• **Dataset records**:
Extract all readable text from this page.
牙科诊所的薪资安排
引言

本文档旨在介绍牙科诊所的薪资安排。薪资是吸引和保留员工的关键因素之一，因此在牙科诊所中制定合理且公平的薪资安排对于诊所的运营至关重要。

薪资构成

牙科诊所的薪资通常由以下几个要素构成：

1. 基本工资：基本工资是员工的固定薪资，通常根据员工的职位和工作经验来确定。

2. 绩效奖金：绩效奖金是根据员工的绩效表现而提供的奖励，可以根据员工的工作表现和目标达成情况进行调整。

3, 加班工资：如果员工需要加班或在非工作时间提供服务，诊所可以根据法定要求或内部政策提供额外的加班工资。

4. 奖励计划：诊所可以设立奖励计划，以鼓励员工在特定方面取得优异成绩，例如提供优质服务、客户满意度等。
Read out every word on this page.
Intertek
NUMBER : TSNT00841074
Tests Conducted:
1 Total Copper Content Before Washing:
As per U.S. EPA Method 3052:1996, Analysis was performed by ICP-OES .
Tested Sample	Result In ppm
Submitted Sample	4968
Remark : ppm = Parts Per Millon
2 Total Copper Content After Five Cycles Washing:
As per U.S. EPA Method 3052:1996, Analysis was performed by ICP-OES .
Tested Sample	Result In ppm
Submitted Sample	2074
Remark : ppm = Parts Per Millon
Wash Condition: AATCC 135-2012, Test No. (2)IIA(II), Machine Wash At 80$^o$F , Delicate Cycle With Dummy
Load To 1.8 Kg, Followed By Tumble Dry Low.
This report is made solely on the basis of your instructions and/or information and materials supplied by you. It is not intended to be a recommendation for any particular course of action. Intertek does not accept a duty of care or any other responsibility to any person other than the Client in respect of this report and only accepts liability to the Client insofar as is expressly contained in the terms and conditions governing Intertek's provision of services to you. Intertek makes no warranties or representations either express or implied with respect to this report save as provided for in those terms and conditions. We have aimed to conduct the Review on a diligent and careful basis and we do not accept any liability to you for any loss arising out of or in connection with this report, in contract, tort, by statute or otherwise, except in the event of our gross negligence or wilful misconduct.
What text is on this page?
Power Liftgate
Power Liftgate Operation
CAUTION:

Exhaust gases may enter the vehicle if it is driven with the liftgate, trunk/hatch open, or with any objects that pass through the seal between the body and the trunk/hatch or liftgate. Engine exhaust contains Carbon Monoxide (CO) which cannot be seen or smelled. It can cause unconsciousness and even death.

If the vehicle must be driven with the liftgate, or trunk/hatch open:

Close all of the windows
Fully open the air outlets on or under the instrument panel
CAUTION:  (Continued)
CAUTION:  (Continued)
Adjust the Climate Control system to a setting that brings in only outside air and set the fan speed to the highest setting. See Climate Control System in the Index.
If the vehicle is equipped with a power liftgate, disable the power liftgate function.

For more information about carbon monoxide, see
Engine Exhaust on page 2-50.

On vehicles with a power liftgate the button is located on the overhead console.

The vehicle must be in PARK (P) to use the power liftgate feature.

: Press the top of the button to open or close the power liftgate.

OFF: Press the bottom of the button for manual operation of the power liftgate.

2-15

• **Task requirements**: Repeat every entry word for word.

• **Solution below**:
Extract all readable text from this page.
牙科诊所的薪资安排
引言

本文档旨在介绍牙科诊所的薪资安排。薪资是吸引和保留员工的关键因素之一，因此在牙科诊所中制定合理且公平的薪资安排对于诊所的运营至关重要。

薪资构成

牙科诊所的薪资通常由以下几个要素构成：

1. 基本工资：基本工资是员工的固定薪资，通常根据员工的职位和工作经验来确定。

2. 绩效奖金：绩效奖金是根据员工的绩效表现而提供的奖励，可以根据员工的工作表现和目标达成情况进行调整。

3, 加班工资：如果员工需要加班或在非工作时间提供服务，诊所可以根据法定要求或内部政策提供额外的加班工资。

4. 奖励计划：诊所可以设立奖励计划，以鼓励员工在特定方面取得优异成绩，例如提供优质服务、客户满意度等。
Read out every word on this page.
Intertek
NUMBER : TSNT00841074
Tests Conducted:
1 Total Copper Content Before Washing:
As per U.S. EPA Method 3052:1996, Analysis was performed by ICP-OES .
Tested Sample	Result In ppm
Submitted Sample	4968
Remark : ppm = Parts Per Millon
2 Total Copper Content After Five Cycles Washing:
As per U.S. EPA Method 3052:1996, Analysis was performed by ICP-OES .
Tested Sample	Result In ppm
Submitted Sample	2074
Remark : ppm = Parts Per Millon
Wash Condition: AATCC 135-2012, Test No. (2)IIA(II), Machine Wash At 80$^o$F , Delicate Cycle With Dummy
Load To 1.8 Kg, Followed By Tumble Dry Low.
This report is made solely on the basis of your instructions and/or information and materials supplied by you. It is not intended to be a recommendation for any particular course of action. Intertek does not accept a duty of care or any other responsibility to any person other than the Client in respect of this report and only accepts liability to the Client insofar as is expressly contained in the terms and conditions governing Intertek's provision of services to you. Intertek makes no warranties or representations either express or implied with respect to this report save as provided for in those terms and conditions. We have aimed to conduct the Review on a diligent and careful basis and we do not accept any liability to you for any loss arising out of or in connection with this report, in contract, tort, by statute or otherwise, except in the event of our gross negligence or wilful misconduct.
What text is on this page?
Power Liftgate
Power Liftgate Operation
CAUTION:

Exhaust gases may enter the vehicle if it is driven with the liftgate, trunk/hatch open, or with any objects that pass through the seal between the body and the trunk/hatch or liftgate. Engine exhaust contains Carbon Monoxide (CO) which cannot be seen or smelled. It can cause unconsciousness and even death.

If the vehicle must be driven with the liftgate, or trunk/hatch open:

Close all of the windows
Fully open the air outlets on or under the instrument panel
CAUTION:  (Continued)
CAUTION:  (Continued)
Adjust the Climate Control system to a setting that brings in only outside air and set the fan speed to the highest setting. See Climate Control System in the Index.
If the vehicle is equipped with a power liftgate, disable the power liftgate function.

For more information about carbon monoxide, see
Engine Exhaust on page 2-50.

On vehicles with a power liftgate the button is located on the overhead console.

The vehicle must be in PARK (P) to use the power liftgate feature.

: Press the top of the button to open or close the power liftgate.

OFF: Press the bottom of the button for manual operation of the power liftgate.

2-15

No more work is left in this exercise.